- [Data extract]
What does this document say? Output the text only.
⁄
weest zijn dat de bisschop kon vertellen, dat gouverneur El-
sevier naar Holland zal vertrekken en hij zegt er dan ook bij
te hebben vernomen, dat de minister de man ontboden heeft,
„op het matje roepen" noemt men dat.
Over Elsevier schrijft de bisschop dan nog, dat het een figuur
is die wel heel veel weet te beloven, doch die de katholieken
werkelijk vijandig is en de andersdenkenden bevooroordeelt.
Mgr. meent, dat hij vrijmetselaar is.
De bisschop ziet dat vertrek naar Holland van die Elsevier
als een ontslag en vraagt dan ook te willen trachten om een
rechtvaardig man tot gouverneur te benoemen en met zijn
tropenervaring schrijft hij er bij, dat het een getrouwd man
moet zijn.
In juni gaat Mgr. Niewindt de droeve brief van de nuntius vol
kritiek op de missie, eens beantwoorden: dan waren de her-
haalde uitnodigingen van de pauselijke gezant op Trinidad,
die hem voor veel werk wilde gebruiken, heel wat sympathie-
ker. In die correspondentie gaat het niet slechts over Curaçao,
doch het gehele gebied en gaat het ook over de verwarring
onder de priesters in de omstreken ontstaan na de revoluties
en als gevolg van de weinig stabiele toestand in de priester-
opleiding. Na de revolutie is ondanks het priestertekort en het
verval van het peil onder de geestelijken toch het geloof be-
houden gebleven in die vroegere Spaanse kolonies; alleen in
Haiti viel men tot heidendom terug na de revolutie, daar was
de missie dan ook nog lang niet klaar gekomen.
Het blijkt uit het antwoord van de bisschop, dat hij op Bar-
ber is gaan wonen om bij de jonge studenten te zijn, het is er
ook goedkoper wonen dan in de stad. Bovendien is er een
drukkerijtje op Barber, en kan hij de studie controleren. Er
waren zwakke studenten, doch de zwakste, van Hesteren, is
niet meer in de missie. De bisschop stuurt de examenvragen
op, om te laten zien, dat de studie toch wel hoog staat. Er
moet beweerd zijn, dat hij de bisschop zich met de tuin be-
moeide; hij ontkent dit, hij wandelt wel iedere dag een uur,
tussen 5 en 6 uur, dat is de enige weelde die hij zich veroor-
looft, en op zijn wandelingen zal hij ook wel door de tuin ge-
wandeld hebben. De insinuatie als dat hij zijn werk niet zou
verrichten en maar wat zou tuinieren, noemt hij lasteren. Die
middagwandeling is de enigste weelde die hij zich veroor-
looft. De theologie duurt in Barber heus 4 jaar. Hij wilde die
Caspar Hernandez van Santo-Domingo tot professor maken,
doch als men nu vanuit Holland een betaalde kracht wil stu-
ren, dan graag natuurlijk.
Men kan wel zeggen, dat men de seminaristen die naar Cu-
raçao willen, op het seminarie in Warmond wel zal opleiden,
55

- [Exercise details]
Report how many lines include the word "looft". Give nothing but the number.

- [Solution below]
2